Entries provided:
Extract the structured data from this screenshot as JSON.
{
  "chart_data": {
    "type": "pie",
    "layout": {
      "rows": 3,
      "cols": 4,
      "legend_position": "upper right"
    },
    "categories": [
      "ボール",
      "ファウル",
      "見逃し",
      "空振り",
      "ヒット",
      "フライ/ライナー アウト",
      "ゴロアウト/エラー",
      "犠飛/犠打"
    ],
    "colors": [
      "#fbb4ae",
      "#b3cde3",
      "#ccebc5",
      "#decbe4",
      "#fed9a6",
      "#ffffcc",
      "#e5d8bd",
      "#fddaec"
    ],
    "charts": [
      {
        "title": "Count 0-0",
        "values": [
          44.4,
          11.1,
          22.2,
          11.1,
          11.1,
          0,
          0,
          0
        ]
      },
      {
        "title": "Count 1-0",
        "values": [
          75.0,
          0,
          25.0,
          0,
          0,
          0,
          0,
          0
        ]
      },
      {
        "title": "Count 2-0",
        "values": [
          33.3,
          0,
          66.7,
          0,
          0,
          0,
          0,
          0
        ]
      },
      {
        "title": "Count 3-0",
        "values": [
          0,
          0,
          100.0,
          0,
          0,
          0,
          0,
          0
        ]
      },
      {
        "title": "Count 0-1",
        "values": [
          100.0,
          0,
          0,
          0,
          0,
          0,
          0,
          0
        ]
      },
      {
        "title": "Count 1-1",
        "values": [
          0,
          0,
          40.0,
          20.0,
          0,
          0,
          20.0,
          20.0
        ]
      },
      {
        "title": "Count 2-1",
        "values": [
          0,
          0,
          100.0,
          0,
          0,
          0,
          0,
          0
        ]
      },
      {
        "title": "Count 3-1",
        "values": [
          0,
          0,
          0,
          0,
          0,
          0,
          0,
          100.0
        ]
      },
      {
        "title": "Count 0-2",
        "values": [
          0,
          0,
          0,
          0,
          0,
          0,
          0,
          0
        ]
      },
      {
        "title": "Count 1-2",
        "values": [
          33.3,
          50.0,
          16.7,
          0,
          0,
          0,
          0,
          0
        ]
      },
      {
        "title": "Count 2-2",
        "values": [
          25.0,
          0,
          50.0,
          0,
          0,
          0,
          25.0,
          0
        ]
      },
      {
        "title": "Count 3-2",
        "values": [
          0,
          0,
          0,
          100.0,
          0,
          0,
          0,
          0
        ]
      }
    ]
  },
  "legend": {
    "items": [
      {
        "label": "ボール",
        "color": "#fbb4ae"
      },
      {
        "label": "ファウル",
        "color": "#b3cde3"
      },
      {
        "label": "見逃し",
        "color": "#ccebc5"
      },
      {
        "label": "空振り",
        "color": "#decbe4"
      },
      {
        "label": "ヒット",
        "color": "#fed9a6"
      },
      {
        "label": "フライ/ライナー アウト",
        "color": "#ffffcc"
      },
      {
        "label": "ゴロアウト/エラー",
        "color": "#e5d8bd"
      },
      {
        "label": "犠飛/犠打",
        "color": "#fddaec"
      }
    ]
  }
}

Task goal:
Find how many lines in the records contain the string "title", then give the number alone.

Final result:
12